__Extracted records__.
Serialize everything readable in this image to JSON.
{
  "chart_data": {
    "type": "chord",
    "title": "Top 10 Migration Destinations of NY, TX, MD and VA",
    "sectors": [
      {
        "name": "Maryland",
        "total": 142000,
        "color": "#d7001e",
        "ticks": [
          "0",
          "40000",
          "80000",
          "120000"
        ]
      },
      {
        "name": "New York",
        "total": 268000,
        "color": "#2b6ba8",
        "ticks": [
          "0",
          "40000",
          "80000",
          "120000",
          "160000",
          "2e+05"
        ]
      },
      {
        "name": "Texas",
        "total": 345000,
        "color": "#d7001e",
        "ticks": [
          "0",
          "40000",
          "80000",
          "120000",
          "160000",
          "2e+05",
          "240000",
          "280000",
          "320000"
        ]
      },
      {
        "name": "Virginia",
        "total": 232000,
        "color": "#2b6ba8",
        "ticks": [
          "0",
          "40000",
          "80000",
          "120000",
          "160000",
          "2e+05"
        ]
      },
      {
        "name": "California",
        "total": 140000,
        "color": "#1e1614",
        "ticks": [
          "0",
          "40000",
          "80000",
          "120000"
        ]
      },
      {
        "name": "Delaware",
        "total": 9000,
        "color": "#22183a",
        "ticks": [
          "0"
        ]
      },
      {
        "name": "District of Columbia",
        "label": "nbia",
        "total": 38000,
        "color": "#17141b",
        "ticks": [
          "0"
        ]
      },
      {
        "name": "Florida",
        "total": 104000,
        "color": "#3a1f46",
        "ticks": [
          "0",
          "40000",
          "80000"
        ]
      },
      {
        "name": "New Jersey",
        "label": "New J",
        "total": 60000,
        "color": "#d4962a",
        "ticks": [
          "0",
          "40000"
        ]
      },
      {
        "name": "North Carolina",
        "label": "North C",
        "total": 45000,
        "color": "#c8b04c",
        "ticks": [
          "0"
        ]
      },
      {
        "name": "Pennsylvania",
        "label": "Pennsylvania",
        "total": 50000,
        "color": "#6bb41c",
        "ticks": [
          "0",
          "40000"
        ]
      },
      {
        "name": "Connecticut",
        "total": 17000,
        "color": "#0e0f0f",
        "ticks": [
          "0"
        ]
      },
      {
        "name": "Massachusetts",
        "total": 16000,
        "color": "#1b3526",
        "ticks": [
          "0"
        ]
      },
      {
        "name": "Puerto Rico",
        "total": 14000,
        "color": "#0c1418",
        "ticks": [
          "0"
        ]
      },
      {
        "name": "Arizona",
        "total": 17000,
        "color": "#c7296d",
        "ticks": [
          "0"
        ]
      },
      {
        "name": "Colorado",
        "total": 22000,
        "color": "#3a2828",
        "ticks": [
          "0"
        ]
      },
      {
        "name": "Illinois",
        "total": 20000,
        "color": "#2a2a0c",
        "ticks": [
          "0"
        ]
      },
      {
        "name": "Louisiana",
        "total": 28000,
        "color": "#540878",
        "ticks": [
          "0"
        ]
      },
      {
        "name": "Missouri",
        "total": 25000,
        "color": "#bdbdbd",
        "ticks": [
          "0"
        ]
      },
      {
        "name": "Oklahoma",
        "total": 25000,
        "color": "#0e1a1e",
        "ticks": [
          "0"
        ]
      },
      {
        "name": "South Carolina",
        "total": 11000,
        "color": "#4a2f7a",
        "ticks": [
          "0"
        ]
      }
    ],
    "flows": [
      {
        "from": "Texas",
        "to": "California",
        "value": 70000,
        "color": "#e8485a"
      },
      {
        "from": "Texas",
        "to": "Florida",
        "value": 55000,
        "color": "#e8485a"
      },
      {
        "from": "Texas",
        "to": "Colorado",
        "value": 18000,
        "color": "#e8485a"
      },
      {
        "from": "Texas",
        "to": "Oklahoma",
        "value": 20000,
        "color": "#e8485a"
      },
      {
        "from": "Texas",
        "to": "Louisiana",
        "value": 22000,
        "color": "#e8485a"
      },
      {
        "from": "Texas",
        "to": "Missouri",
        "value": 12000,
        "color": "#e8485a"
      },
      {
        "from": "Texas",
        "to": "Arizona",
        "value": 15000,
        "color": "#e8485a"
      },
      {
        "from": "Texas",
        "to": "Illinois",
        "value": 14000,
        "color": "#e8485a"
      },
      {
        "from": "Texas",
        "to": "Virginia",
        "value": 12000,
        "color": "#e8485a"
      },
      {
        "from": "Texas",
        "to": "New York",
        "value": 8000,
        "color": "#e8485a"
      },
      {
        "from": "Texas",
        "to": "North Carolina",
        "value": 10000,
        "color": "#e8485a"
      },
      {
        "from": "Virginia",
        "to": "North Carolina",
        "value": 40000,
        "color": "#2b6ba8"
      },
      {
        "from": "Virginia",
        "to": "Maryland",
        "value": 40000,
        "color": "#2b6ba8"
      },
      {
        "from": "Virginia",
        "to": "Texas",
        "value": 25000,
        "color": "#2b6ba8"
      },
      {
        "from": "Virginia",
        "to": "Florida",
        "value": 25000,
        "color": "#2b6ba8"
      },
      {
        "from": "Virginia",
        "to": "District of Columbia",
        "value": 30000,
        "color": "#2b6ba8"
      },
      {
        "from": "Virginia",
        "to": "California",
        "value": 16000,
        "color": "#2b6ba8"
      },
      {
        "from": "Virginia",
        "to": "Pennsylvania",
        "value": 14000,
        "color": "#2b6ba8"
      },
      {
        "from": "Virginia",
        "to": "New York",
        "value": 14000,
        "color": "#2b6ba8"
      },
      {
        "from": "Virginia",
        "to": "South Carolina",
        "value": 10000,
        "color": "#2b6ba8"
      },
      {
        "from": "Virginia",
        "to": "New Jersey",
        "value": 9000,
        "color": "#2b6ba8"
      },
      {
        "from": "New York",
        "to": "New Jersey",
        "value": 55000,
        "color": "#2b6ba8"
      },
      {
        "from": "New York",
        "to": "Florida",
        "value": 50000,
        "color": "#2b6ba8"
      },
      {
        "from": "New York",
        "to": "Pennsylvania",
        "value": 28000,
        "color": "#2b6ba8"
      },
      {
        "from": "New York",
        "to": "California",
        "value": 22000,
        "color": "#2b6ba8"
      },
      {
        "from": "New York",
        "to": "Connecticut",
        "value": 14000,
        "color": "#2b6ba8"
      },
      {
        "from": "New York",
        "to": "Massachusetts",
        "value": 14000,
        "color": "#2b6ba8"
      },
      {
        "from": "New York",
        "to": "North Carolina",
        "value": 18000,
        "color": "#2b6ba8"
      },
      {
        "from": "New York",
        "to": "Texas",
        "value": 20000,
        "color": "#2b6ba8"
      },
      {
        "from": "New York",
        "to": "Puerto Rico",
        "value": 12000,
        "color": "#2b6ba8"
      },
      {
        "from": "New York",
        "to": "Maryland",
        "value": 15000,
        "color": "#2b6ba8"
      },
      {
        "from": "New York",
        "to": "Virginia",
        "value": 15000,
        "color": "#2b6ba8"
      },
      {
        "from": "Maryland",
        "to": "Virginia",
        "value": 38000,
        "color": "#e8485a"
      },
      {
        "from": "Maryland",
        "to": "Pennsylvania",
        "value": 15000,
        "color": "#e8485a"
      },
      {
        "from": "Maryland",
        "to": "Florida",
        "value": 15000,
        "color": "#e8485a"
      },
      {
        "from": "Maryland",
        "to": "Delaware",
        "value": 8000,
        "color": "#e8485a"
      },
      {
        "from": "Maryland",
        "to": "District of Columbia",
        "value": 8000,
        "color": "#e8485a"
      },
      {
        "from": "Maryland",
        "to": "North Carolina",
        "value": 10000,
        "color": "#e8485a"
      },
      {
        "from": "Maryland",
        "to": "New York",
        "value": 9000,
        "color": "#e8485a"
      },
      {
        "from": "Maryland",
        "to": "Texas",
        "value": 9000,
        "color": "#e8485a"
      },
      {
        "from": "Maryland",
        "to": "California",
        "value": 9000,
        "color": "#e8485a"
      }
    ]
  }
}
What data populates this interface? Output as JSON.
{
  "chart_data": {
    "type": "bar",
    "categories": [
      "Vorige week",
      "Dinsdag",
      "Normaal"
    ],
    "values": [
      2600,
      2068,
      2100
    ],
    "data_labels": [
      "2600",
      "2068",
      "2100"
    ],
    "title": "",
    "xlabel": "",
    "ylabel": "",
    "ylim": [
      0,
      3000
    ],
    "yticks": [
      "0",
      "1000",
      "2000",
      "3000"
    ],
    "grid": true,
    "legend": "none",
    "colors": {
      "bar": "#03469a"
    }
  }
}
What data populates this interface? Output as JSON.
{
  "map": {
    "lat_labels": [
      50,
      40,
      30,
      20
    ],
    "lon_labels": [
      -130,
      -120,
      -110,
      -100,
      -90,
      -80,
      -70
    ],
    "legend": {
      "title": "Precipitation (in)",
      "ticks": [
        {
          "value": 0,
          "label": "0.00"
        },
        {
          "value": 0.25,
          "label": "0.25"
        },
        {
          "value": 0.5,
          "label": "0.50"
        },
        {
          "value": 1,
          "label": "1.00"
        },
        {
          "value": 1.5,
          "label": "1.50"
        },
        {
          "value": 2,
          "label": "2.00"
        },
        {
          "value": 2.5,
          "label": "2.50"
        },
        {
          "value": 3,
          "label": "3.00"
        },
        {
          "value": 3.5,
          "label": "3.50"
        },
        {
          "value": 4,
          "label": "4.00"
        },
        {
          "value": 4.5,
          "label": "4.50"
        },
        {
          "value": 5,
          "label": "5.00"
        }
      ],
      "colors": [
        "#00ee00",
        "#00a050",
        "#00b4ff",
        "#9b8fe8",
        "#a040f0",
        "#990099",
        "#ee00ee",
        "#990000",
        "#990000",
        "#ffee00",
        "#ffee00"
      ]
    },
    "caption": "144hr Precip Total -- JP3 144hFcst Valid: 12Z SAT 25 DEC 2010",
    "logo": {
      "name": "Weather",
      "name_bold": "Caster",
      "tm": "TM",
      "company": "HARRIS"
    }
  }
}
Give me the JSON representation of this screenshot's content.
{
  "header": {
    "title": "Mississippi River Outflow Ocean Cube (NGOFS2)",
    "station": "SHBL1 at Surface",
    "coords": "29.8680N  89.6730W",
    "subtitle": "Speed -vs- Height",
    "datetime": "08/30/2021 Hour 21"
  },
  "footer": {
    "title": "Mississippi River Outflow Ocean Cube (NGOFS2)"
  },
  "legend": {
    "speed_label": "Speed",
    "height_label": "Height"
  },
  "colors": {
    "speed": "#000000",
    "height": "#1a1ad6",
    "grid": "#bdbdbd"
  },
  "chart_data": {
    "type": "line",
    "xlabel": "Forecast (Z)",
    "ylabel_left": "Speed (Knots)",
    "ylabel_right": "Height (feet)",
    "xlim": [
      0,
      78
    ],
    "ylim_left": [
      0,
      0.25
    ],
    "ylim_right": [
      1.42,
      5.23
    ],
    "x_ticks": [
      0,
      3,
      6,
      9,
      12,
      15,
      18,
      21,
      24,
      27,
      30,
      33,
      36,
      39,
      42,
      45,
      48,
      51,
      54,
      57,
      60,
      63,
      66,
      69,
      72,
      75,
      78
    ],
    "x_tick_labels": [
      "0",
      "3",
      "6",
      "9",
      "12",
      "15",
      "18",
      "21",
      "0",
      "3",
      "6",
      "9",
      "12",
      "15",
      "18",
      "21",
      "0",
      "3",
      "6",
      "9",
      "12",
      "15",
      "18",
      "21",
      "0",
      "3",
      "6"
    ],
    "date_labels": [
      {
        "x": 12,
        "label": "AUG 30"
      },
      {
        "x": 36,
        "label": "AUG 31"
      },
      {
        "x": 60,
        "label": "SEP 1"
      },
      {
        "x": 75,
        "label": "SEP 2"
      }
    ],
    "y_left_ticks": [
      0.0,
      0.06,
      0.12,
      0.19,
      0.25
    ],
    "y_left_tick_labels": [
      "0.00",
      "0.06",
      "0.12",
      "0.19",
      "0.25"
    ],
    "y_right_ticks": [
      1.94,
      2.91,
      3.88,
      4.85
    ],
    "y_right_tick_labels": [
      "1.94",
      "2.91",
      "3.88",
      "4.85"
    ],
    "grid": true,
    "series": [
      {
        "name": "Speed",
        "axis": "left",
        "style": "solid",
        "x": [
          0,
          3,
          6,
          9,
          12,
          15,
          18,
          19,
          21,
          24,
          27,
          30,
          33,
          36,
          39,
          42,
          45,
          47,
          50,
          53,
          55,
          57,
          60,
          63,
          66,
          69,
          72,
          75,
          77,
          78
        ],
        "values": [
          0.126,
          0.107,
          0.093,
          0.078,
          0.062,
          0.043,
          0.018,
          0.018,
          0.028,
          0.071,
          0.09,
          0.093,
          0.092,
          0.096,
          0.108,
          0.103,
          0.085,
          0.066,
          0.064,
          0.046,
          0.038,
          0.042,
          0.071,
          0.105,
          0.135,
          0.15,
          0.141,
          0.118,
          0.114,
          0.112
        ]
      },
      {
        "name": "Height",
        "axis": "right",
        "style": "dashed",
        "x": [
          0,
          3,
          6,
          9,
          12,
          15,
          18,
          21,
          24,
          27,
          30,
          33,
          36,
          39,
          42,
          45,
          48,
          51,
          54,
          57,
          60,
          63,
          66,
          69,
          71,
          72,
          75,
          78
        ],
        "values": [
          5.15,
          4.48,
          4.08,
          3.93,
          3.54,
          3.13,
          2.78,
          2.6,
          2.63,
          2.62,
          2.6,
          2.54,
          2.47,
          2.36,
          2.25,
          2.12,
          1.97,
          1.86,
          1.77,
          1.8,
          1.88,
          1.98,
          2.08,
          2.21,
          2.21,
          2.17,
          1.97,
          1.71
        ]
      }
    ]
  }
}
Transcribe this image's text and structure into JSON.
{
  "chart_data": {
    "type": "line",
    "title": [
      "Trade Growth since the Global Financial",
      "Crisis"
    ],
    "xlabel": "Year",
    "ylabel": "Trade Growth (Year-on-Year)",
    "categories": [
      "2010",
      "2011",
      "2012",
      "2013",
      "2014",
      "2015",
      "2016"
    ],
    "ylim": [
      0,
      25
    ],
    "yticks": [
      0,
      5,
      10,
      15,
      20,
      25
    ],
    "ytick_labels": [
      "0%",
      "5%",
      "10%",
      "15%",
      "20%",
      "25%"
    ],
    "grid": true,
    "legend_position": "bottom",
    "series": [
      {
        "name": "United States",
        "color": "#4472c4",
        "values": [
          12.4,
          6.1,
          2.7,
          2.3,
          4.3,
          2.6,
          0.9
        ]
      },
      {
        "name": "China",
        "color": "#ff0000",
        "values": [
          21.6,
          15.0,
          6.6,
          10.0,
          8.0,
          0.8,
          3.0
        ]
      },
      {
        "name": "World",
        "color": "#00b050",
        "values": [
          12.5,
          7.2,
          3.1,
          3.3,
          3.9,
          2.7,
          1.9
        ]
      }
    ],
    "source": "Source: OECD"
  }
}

__What is required__.
Find the lines containing "South" and list every one of them.

__Output of the task__.
        "name": "South Carolina",
        "to": "South Carolina",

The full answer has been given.